### Given instruction
Would you transcribe all of the data exactly, down to the last character?

[Items from a data source]
- - - - - - -
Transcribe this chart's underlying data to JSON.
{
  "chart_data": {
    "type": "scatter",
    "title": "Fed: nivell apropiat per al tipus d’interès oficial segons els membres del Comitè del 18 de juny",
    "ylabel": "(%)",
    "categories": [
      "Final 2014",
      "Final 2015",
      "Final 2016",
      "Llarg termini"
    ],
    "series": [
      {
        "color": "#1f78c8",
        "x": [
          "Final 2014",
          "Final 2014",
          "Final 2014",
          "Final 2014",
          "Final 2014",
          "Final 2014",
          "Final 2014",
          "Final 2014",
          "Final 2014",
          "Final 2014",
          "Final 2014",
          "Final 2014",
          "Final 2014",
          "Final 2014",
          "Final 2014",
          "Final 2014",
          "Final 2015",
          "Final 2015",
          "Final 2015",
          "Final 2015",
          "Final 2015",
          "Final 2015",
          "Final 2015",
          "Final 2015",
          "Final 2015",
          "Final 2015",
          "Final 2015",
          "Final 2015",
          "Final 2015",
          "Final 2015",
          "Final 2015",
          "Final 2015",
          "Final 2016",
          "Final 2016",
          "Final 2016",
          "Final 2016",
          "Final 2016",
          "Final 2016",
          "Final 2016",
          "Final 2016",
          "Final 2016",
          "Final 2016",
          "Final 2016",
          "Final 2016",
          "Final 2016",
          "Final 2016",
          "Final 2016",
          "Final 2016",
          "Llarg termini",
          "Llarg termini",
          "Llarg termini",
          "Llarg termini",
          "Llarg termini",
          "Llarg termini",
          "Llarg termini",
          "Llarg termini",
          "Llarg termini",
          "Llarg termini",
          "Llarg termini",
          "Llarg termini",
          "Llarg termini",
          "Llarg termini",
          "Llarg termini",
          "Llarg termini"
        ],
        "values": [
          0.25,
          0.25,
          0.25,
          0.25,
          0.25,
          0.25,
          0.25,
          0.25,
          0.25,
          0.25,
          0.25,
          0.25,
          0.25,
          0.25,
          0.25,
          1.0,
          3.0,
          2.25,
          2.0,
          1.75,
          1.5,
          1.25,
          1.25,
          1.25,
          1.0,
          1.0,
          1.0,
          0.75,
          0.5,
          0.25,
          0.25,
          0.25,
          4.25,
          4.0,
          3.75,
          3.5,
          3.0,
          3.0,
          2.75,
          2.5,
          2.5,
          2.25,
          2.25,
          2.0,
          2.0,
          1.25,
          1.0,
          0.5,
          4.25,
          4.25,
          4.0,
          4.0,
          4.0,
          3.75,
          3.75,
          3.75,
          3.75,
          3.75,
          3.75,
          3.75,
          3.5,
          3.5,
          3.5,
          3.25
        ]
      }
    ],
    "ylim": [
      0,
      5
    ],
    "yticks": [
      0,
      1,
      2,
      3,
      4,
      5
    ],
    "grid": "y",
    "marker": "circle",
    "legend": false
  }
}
- - - - - - -
### Solution to the problem
Transcribe this chart's underlying data to JSON.
{
  "chart_data": {
    "type": "scatter",
    "title": "Fed: nivell apropiat per al tipus d’interès oficial segons els membres del Comitè del 18 de juny",
    "ylabel": "(%)",
    "categories": [
      "Final 2014",
      "Final 2015",
      "Final 2016",
      "Llarg termini"
    ],
    "series": [
      {
        "color": "#1f78c8",
        "x": [
          "Final 2014",
          "Final 2014",
          "Final 2014",
          "Final 2014",
          "Final 2014",
          "Final 2014",
          "Final 2014",
          "Final 2014",
          "Final 2014",
          "Final 2014",
          "Final 2014",
          "Final 2014",
          "Final 2014",
          "Final 2014",
          "Final 2014",
          "Final 2014",
          "Final 2015",
          "Final 2015",
          "Final 2015",
          "Final 2015",
          "Final 2015",
          "Final 2015",
          "Final 2015",
          "Final 2015",
          "Final 2015",
          "Final 2015",
          "Final 2015",
          "Final 2015",
          "Final 2015",
          "Final 2015",
          "Final 2015",
          "Final 2015",
          "Final 2016",
          "Final 2016",
          "Final 2016",
          "Final 2016",
          "Final 2016",
          "Final 2016",
          "Final 2016",
          "Final 2016",
          "Final 2016",
          "Final 2016",
          "Final 2016",
          "Final 2016",
          "Final 2016",
          "Final 2016",
          "Final 2016",
          "Final 2016",
          "Llarg termini",
          "Llarg termini",
          "Llarg termini",
          "Llarg termini",
          "Llarg termini",
          "Llarg termini",
          "Llarg termini",
          "Llarg termini",
          "Llarg termini",
          "Llarg termini",
          "Llarg termini",
          "Llarg termini",
          "Llarg termini",
          "Llarg termini",
          "Llarg termini",
          "Llarg termini"
        ],
        "values": [
          0.25,
          0.25,
          0.25,
          0.25,
          0.25,
          0.25,
          0.25,
          0.25,
          0.25,
          0.25,
          0.25,
          0.25,
          0.25,
          0.25,
          0.25,
          1.0,
          3.0,
          2.25,
          2.0,
          1.75,
          1.5,
          1.25,
          1.25,
          1.25,
          1.0,
          1.0,
          1.0,
          0.75,
          0.5,
          0.25,
          0.25,
          0.25,
          4.25,
          4.0,
          3.75,
          3.5,
          3.0,
          3.0,
          2.75,
          2.5,
          2.5,
          2.25,
          2.25,
          2.0,
          2.0,
          1.25,
          1.0,
          0.5,
          4.25,
          4.25,
          4.0,
          4.0,
          4.0,
          3.75,
          3.75,
          3.75,
          3.75,
          3.75,
          3.75,
          3.75,
          3.5,
          3.5,
          3.5,
          3.25
        ]
      }
    ],
    "ylim": [
      0,
      5
    ],
    "yticks": [
      0,
      1,
      2,
      3,
      4,
      5
    ],
    "grid": "y",
    "marker": "circle",
    "legend": false
  }
}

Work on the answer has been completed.